## [Problem to solve]
Any picture in the listing is left out of the copy; all else is duplicated exactly.

============

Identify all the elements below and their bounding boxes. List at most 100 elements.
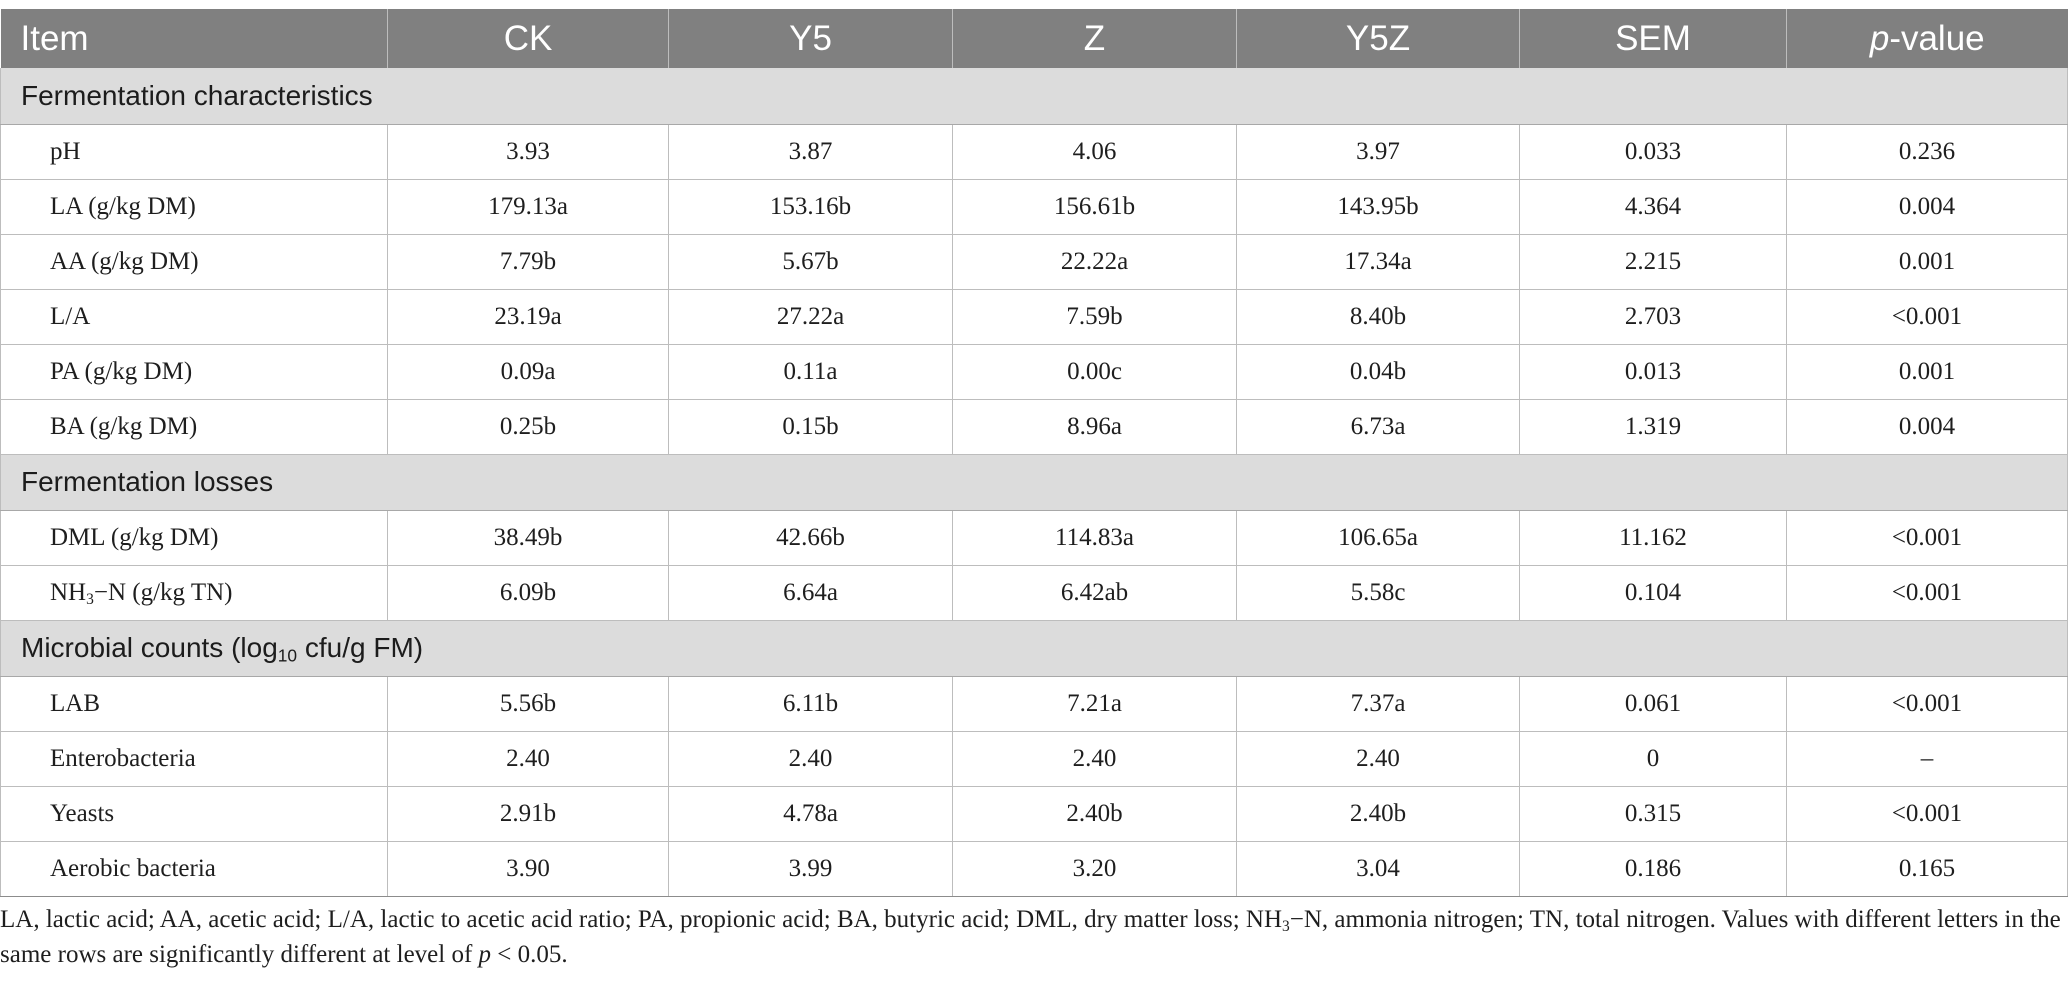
section-row: Microbial counts (log10 cfu/g FM): [0, 620, 2068, 677]
cell-y5: 3.99: [668, 840, 953, 897]
cell-sem: 1.319: [1519, 398, 1787, 455]
cell-z: 8.96a: [952, 398, 1237, 455]
cell-y5z: 0.04b: [1236, 343, 1520, 400]
cell-ck: 2.40: [387, 730, 669, 787]
row-label: Yeasts: [0, 785, 388, 842]
cell-z: 7.21a: [952, 675, 1237, 732]
cell-pvalue: <0.001: [1786, 675, 2068, 732]
row-label: Enterobacteria: [0, 730, 388, 787]
cell-pvalue: 0.236: [1786, 123, 2068, 180]
cell-pvalue: <0.001: [1786, 564, 2068, 621]
cell-z: 3.20: [952, 840, 1237, 897]
cell-ck: 0.25b: [387, 398, 669, 455]
table-row: AA (g/kg DM) 7.79b 5.67b 22.22a 17.34a 2…: [0, 233, 2068, 290]
column-header-ck: CK: [387, 9, 669, 68]
row-label: BA (g/kg DM): [0, 398, 388, 455]
column-header-y5z: Y5Z: [1236, 9, 1520, 68]
footnote-subscript: 3: [1282, 917, 1290, 935]
table-row: BA (g/kg DM) 0.25b 0.15b 8.96a 6.73a 1.3…: [0, 398, 2068, 455]
section-title-text: Microbial counts (log: [21, 632, 278, 663]
cell-pvalue: <0.001: [1786, 288, 2068, 345]
section-row: Fermentation characteristics: [0, 68, 2068, 125]
row-label: NH3−N (g/kg TN): [0, 564, 388, 621]
cell-y5z: 7.37a: [1236, 675, 1520, 732]
cell-sem: 4.364: [1519, 178, 1787, 235]
cell-pvalue: 0.001: [1786, 233, 2068, 290]
column-header-item: Item: [0, 9, 388, 68]
row-label: PA (g/kg DM): [0, 343, 388, 400]
footnote-text: LA, lactic acid; AA, acetic acid; L/A, l…: [0, 906, 1283, 933]
column-header-y5: Y5: [668, 9, 953, 68]
cell-ck: 3.93: [387, 123, 669, 180]
cell-y5z: 3.04: [1236, 840, 1520, 897]
row-label: AA (g/kg DM): [0, 233, 388, 290]
cell-y5z: 3.97: [1236, 123, 1520, 180]
cell-y5z: 2.40b: [1236, 785, 1520, 842]
column-header-sem: SEM: [1519, 9, 1787, 68]
cell-ck: 0.09a: [387, 343, 669, 400]
cell-sem: 0.013: [1519, 343, 1787, 400]
cell-y5z: 6.73a: [1236, 398, 1520, 455]
cell-ck: 2.91b: [387, 785, 669, 842]
cell-z: 114.83a: [952, 509, 1237, 566]
cell-y5: 3.87: [668, 123, 953, 180]
table-row: LA (g/kg DM) 179.13a 153.16b 156.61b 143…: [0, 178, 2068, 235]
row-label: LA (g/kg DM): [0, 178, 388, 235]
section-title: Fermentation characteristics: [0, 68, 2068, 125]
cell-y5z: 17.34a: [1236, 233, 1520, 290]
table-row: LAB 5.56b 6.11b 7.21a 7.37a 0.061 <0.001: [0, 675, 2068, 732]
cell-y5z: 5.58c: [1236, 564, 1520, 621]
section-title: Fermentation losses: [0, 454, 2068, 511]
table-row: PA (g/kg DM) 0.09a 0.11a 0.00c 0.04b 0.0…: [0, 343, 2068, 400]
cell-sem: 11.162: [1519, 509, 1787, 566]
cell-sem: 0.033: [1519, 123, 1787, 180]
cell-z: 2.40b: [952, 785, 1237, 842]
cell-sem: 2.215: [1519, 233, 1787, 290]
cell-y5z: 143.95b: [1236, 178, 1520, 235]
cell-y5: 42.66b: [668, 509, 953, 566]
cell-sem: 2.703: [1519, 288, 1787, 345]
column-header-pvalue: p-value: [1786, 9, 2068, 68]
cell-z: 6.42ab: [952, 564, 1237, 621]
cell-ck: 7.79b: [387, 233, 669, 290]
row-label: Aerobic bacteria: [0, 840, 388, 897]
row-label: DML (g/kg DM): [0, 509, 388, 566]
cell-ck: 38.49b: [387, 509, 669, 566]
cell-z: 156.61b: [952, 178, 1237, 235]
table-row: Enterobacteria 2.40 2.40 2.40 2.40 0 –: [0, 730, 2068, 787]
pvalue-italic-p: p: [1869, 18, 1890, 58]
table-row: L/A 23.19a 27.22a 7.59b 8.40b 2.703 <0.0…: [0, 288, 2068, 345]
cell-y5: 27.22a: [668, 288, 953, 345]
row-label: pH: [0, 123, 388, 180]
table-footnote: LA, lactic acid; AA, acetic acid; L/A, l…: [0, 902, 2066, 972]
cell-y5: 0.11a: [668, 343, 953, 400]
footnote-p-variable: p: [478, 941, 492, 968]
cell-y5: 0.15b: [668, 398, 953, 455]
footnote-text: < 0.05.: [491, 941, 568, 968]
cell-y5z: 2.40: [1236, 730, 1520, 787]
cell-sem: 0.315: [1519, 785, 1787, 842]
cell-y5: 6.64a: [668, 564, 953, 621]
cell-y5z: 8.40b: [1236, 288, 1520, 345]
cell-ck: 179.13a: [387, 178, 669, 235]
cell-pvalue: <0.001: [1786, 785, 2068, 842]
table-row: DML (g/kg DM) 38.49b 42.66b 114.83a 106.…: [0, 509, 2068, 566]
table-row: Aerobic bacteria 3.90 3.99 3.20 3.04 0.1…: [0, 840, 2068, 897]
cell-ck: 6.09b: [387, 564, 669, 621]
cell-z: 7.59b: [952, 288, 1237, 345]
row-label: L/A: [0, 288, 388, 345]
cell-y5z: 106.65a: [1236, 509, 1520, 566]
cell-ck: 5.56b: [387, 675, 669, 732]
cell-ck: 3.90: [387, 840, 669, 897]
cell-y5: 5.67b: [668, 233, 953, 290]
table-row: pH 3.93 3.87 4.06 3.97 0.033 0.236: [0, 123, 2068, 180]
cell-z: 4.06: [952, 123, 1237, 180]
cell-ck: 23.19a: [387, 288, 669, 345]
row-label: LAB: [0, 675, 388, 732]
cell-pvalue: –: [1786, 730, 2068, 787]
cell-y5: 6.11b: [668, 675, 953, 732]
cell-pvalue: <0.001: [1786, 509, 2068, 566]
cell-sem: 0.061: [1519, 675, 1787, 732]
subscript-formula: NH3−N (g/kg TN): [50, 578, 233, 608]
cell-sem: 0: [1519, 730, 1787, 787]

============

## [Task solution]
Identify all the elements below and their bounding boxes. List at most 100 elements.
section-row: Microbial counts (log10 cfu/g FM): [0, 620, 2068, 677]
cell-y5: 3.99: [668, 840, 953, 897]
cell-sem: 1.319: [1519, 398, 1787, 455]
cell-z: 8.96a: [952, 398, 1237, 455]
cell-y5z: 0.04b: [1236, 343, 1520, 400]
cell-ck: 2.40: [387, 730, 669, 787]
row-label: Yeasts: [0, 785, 388, 842]
cell-z: 7.21a: [952, 675, 1237, 732]
cell-pvalue: <0.001: [1786, 675, 2068, 732]
row-label: Enterobacteria: [0, 730, 388, 787]
cell-pvalue: 0.236: [1786, 123, 2068, 180]
cell-pvalue: <0.001: [1786, 564, 2068, 621]
cell-z: 3.20: [952, 840, 1237, 897]
cell-ck: 0.25b: [387, 398, 669, 455]
table-row: AA (g/kg DM) 7.79b 5.67b 22.22a 17.34a 2…: [0, 233, 2068, 290]
column-header-ck: CK: [387, 9, 669, 68]
row-label: BA (g/kg DM): [0, 398, 388, 455]
column-header-y5z: Y5Z: [1236, 9, 1520, 68]
footnote-subscript: 3: [1282, 917, 1290, 935]
table-row: BA (g/kg DM) 0.25b 0.15b 8.96a 6.73a 1.3…: [0, 398, 2068, 455]
section-title-text: Microbial counts (log: [21, 632, 278, 663]
cell-pvalue: <0.001: [1786, 288, 2068, 345]
section-row: Fermentation characteristics: [0, 68, 2068, 125]
row-label: NH3−N (g/kg TN): [0, 564, 388, 621]
cell-y5z: 7.37a: [1236, 675, 1520, 732]
cell-sem: 4.364: [1519, 178, 1787, 235]
cell-pvalue: 0.001: [1786, 233, 2068, 290]
column-header-item: Item: [0, 9, 388, 68]
row-label: PA (g/kg DM): [0, 343, 388, 400]
footnote-text: LA, lactic acid; AA, acetic acid; L/A, l…: [0, 906, 1283, 933]
column-header-y5: Y5: [668, 9, 953, 68]
cell-ck: 3.93: [387, 123, 669, 180]
cell-y5z: 3.04: [1236, 840, 1520, 897]
row-label: AA (g/kg DM): [0, 233, 388, 290]
cell-y5z: 3.97: [1236, 123, 1520, 180]
cell-y5z: 2.40b: [1236, 785, 1520, 842]
column-header-sem: SEM: [1519, 9, 1787, 68]
cell-ck: 0.09a: [387, 343, 669, 400]
cell-sem: 0.013: [1519, 343, 1787, 400]
cell-y5z: 6.73a: [1236, 398, 1520, 455]
cell-ck: 2.91b: [387, 785, 669, 842]
cell-z: 114.83a: [952, 509, 1237, 566]
cell-y5: 3.87: [668, 123, 953, 180]
table-row: LA (g/kg DM) 179.13a 153.16b 156.61b 143…: [0, 178, 2068, 235]
row-label: LA (g/kg DM): [0, 178, 388, 235]
section-title: Fermentation characteristics: [0, 68, 2068, 125]
cell-y5z: 17.34a: [1236, 233, 1520, 290]
table-row: LAB 5.56b 6.11b 7.21a 7.37a 0.061 <0.001: [0, 675, 2068, 732]
cell-y5z: 5.58c: [1236, 564, 1520, 621]
section-title: Fermentation losses: [0, 454, 2068, 511]
table-row: PA (g/kg DM) 0.09a 0.11a 0.00c 0.04b 0.0…: [0, 343, 2068, 400]
cell-sem: 11.162: [1519, 509, 1787, 566]
cell-sem: 0.033: [1519, 123, 1787, 180]
cell-z: 2.40b: [952, 785, 1237, 842]
cell-sem: 2.215: [1519, 233, 1787, 290]
cell-y5z: 143.95b: [1236, 178, 1520, 235]
cell-y5: 42.66b: [668, 509, 953, 566]
cell-sem: 2.703: [1519, 288, 1787, 345]
column-header-pvalue: p-value: [1786, 9, 2068, 68]
cell-z: 6.42ab: [952, 564, 1237, 621]
cell-ck: 7.79b: [387, 233, 669, 290]
row-label: Aerobic bacteria: [0, 840, 388, 897]
row-label: DML (g/kg DM): [0, 509, 388, 566]
cell-ck: 38.49b: [387, 509, 669, 566]
cell-z: 156.61b: [952, 178, 1237, 235]
table-row: Enterobacteria 2.40 2.40 2.40 2.40 0 –: [0, 730, 2068, 787]
pvalue-italic-p: p: [1869, 18, 1890, 58]
table-row: L/A 23.19a 27.22a 7.59b 8.40b 2.703 <0.0…: [0, 288, 2068, 345]
cell-y5: 27.22a: [668, 288, 953, 345]
row-label: pH: [0, 123, 388, 180]
table-footnote: LA, lactic acid; AA, acetic acid; L/A, l…: [0, 902, 2066, 972]
cell-y5: 0.11a: [668, 343, 953, 400]
footnote-p-variable: p: [478, 941, 492, 968]
cell-y5: 0.15b: [668, 398, 953, 455]
footnote-text: < 0.05.: [491, 941, 568, 968]
cell-y5z: 2.40: [1236, 730, 1520, 787]
cell-sem: 0.315: [1519, 785, 1787, 842]
cell-y5: 6.64a: [668, 564, 953, 621]
cell-y5z: 8.40b: [1236, 288, 1520, 345]
cell-ck: 179.13a: [387, 178, 669, 235]
cell-pvalue: <0.001: [1786, 785, 2068, 842]
table-row: DML (g/kg DM) 38.49b 42.66b 114.83a 106.…: [0, 509, 2068, 566]
table-row: Aerobic bacteria 3.90 3.99 3.20 3.04 0.1…: [0, 840, 2068, 897]
cell-ck: 6.09b: [387, 564, 669, 621]
cell-z: 7.59b: [952, 288, 1237, 345]
row-label: L/A: [0, 288, 388, 345]
cell-y5z: 106.65a: [1236, 509, 1520, 566]
cell-ck: 5.56b: [387, 675, 669, 732]
cell-ck: 3.90: [387, 840, 669, 897]
cell-y5: 5.67b: [668, 233, 953, 290]
table-row: pH 3.93 3.87 4.06 3.97 0.033 0.236: [0, 123, 2068, 180]
cell-z: 4.06: [952, 123, 1237, 180]
cell-ck: 23.19a: [387, 288, 669, 345]
row-label: LAB: [0, 675, 388, 732]
cell-pvalue: –: [1786, 730, 2068, 787]
cell-y5: 6.11b: [668, 675, 953, 732]
cell-pvalue: <0.001: [1786, 509, 2068, 566]
cell-sem: 0.061: [1519, 675, 1787, 732]
subscript-formula: NH3−N (g/kg TN): [50, 578, 233, 608]
cell-sem: 0: [1519, 730, 1787, 787]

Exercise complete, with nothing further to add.